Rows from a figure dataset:

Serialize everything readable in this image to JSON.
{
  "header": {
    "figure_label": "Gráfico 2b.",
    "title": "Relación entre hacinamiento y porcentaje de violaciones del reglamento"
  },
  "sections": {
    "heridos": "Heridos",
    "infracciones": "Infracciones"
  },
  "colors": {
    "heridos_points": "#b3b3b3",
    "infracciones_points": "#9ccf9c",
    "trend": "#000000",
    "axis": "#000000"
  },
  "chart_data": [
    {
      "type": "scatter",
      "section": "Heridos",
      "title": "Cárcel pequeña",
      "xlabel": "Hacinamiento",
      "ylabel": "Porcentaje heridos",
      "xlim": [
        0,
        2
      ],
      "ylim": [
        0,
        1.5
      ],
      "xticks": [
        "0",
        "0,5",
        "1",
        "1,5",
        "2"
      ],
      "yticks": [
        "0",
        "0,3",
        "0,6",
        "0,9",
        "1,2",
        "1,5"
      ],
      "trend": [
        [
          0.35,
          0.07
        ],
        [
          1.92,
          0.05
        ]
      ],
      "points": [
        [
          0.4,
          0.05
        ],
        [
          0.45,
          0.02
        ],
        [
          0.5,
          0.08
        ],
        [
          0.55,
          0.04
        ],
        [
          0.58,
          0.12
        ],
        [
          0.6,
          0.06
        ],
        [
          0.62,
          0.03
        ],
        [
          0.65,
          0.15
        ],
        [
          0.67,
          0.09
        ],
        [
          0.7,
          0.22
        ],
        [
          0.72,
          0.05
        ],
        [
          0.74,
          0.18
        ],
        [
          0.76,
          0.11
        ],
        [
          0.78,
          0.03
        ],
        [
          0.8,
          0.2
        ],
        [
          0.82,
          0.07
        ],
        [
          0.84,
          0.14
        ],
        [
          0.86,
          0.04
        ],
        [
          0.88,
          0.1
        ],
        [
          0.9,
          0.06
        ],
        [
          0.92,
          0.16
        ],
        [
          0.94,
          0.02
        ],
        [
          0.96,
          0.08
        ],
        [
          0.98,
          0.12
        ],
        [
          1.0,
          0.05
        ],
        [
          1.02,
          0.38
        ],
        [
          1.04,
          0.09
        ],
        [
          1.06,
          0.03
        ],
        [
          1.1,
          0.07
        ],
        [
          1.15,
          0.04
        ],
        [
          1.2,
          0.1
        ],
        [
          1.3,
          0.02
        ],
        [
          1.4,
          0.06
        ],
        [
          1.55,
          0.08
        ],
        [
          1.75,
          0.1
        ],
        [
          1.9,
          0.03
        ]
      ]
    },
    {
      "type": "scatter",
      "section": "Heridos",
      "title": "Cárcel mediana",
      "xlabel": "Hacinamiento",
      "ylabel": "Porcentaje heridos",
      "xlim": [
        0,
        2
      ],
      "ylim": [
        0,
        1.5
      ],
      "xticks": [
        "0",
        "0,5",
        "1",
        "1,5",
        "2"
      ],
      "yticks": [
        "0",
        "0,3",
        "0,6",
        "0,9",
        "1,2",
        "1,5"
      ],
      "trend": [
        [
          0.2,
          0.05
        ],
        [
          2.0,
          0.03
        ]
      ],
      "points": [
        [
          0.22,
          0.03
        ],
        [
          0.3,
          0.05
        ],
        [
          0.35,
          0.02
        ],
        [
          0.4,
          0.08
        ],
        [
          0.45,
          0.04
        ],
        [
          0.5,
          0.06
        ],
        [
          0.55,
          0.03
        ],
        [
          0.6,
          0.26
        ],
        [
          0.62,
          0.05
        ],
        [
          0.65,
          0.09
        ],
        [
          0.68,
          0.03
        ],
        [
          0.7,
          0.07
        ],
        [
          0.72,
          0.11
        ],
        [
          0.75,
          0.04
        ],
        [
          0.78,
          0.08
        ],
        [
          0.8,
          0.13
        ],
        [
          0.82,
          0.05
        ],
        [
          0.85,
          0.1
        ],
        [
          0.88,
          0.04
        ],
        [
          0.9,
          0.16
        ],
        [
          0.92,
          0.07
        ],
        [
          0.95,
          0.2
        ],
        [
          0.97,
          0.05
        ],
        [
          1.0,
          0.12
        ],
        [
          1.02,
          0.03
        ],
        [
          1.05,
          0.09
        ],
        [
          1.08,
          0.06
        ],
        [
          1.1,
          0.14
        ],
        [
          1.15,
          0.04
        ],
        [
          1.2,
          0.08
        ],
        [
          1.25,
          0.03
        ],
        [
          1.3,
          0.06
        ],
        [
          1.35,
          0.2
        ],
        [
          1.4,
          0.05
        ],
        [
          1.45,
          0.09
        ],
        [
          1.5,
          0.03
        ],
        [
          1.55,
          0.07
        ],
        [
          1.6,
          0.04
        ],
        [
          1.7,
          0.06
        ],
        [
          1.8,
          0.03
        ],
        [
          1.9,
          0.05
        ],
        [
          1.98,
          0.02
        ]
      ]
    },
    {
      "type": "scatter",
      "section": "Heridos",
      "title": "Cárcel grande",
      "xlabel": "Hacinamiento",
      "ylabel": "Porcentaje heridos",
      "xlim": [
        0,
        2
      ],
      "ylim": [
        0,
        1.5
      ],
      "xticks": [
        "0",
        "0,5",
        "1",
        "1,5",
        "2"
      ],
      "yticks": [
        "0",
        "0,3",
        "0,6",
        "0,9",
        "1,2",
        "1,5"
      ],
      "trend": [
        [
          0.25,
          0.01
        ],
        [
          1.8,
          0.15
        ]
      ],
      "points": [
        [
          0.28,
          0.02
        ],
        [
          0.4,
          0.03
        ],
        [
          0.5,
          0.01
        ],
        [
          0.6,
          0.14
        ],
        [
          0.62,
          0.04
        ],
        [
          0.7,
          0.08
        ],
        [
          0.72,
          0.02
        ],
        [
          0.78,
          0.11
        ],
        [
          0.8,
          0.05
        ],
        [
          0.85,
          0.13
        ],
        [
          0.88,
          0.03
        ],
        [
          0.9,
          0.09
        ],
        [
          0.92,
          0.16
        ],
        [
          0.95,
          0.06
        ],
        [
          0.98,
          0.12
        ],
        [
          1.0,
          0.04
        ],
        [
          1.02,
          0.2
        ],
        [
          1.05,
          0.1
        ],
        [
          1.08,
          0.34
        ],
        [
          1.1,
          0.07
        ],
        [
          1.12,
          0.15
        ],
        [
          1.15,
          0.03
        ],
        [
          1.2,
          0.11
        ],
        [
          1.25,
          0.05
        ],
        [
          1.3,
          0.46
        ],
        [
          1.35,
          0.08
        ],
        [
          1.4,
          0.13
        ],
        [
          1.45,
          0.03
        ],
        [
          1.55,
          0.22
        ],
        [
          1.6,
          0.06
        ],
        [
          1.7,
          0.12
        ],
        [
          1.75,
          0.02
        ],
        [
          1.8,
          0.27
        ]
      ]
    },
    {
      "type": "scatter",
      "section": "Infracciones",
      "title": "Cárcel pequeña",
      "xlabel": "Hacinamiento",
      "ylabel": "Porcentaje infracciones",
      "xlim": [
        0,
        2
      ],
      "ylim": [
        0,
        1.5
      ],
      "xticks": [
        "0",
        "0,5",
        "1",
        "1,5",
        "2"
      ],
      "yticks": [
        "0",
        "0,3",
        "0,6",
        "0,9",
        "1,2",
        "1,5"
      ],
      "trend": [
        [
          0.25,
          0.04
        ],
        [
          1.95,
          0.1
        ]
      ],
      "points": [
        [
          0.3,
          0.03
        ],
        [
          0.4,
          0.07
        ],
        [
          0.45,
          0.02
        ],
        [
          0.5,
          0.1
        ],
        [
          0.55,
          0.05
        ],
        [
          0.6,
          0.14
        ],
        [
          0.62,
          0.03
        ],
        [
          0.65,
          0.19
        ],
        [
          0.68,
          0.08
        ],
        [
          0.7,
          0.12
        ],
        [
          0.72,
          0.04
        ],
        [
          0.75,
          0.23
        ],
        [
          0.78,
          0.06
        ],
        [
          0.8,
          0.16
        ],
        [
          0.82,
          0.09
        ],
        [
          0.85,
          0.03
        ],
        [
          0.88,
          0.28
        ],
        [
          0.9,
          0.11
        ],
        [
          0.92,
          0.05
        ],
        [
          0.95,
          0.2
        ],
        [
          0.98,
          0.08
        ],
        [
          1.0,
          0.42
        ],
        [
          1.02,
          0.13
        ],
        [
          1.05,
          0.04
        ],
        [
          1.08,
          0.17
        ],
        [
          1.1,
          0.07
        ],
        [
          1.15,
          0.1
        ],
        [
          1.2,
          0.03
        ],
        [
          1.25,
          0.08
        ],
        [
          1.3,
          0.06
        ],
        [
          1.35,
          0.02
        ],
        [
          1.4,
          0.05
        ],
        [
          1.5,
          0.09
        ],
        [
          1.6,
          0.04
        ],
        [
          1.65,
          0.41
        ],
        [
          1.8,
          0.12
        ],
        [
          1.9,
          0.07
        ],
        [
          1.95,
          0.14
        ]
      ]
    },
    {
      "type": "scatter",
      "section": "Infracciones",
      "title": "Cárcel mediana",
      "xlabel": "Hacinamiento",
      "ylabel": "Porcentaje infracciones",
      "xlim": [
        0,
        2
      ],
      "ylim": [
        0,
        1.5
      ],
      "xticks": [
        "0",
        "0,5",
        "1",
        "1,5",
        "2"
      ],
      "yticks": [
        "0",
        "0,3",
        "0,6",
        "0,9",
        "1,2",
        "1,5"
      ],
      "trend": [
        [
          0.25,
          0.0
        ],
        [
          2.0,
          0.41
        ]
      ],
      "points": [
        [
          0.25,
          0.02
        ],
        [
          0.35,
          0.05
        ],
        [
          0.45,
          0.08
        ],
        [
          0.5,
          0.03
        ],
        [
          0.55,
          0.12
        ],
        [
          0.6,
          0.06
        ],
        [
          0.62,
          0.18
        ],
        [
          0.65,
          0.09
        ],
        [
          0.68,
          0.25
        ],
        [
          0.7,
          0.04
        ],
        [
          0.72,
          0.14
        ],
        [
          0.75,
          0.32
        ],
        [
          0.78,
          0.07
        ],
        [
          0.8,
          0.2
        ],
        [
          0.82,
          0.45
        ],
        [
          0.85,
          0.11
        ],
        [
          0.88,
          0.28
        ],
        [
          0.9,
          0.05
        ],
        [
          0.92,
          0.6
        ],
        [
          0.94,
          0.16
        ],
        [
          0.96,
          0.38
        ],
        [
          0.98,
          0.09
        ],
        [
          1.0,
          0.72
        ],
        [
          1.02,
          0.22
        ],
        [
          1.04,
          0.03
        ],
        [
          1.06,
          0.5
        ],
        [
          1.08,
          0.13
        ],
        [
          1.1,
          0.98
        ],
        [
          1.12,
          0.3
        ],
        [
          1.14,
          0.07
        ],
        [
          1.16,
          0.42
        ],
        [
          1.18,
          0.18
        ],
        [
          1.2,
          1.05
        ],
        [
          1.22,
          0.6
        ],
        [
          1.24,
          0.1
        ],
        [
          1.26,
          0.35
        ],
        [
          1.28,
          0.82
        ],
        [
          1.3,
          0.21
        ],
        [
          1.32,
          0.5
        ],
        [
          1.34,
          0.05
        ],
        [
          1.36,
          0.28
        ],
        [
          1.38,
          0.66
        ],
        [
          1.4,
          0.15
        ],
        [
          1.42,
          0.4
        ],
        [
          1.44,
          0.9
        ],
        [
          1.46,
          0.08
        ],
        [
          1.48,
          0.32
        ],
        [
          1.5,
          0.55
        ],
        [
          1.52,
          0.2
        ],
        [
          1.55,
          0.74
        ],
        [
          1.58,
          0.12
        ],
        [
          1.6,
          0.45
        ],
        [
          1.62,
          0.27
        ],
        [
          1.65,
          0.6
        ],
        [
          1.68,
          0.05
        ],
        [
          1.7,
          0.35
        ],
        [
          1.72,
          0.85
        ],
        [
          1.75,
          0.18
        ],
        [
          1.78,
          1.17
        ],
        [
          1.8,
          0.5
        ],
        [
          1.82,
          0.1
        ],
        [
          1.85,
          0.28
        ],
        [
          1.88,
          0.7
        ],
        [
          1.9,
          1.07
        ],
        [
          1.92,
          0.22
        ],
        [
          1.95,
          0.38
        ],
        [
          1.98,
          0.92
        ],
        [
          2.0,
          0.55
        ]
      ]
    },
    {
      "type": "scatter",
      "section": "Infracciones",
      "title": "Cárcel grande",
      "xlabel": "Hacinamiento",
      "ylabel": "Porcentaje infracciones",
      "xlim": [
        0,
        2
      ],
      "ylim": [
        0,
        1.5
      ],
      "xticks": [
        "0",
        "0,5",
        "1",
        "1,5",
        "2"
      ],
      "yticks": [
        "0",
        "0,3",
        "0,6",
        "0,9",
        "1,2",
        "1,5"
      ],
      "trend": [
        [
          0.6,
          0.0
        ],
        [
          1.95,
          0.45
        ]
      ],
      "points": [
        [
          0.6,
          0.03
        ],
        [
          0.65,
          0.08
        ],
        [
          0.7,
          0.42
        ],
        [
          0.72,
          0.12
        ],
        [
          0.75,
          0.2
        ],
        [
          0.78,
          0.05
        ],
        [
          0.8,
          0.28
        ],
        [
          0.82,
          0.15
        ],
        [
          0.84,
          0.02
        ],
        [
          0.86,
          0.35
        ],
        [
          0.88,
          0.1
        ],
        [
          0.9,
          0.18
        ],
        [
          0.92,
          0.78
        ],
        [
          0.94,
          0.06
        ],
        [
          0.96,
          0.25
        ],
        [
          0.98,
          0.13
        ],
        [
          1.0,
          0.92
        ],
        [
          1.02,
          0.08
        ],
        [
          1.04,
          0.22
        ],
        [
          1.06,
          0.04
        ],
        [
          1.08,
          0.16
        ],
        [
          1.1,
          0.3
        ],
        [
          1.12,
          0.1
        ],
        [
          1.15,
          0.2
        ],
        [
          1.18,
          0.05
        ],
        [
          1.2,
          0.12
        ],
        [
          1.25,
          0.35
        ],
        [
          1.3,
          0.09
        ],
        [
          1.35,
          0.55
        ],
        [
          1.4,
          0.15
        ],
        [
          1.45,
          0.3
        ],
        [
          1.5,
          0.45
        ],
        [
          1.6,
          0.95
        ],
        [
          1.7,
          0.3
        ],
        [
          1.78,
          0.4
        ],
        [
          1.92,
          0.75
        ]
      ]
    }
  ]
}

--

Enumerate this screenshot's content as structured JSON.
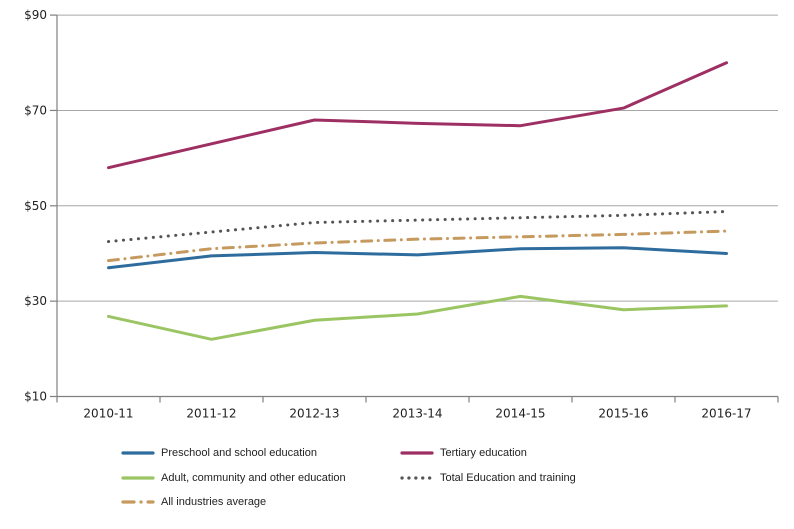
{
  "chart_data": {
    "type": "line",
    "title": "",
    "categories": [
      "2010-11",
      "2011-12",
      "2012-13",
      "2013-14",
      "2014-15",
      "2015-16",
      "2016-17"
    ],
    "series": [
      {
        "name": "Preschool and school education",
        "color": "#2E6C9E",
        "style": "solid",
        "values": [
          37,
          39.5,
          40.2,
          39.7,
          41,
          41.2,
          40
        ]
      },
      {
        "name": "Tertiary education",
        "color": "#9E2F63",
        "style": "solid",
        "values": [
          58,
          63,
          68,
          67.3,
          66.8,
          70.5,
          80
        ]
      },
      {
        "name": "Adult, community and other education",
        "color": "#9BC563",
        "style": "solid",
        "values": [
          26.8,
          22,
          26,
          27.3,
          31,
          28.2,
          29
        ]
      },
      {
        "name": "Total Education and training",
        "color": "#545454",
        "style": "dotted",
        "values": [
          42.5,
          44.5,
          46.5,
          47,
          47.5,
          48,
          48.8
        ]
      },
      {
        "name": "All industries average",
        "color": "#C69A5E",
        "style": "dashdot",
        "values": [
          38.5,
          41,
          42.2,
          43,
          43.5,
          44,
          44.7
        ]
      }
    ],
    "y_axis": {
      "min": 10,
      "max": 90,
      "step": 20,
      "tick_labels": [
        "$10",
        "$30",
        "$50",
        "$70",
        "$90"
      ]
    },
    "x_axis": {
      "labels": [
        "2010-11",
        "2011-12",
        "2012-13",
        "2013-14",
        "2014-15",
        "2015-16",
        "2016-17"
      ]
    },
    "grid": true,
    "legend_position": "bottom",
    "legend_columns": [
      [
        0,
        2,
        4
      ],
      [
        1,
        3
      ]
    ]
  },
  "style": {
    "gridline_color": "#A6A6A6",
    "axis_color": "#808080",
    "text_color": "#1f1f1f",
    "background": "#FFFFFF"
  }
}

> _The problem_
Each line that holds the string "this" counts once; give the total and nothing else.

> _Final answer_
2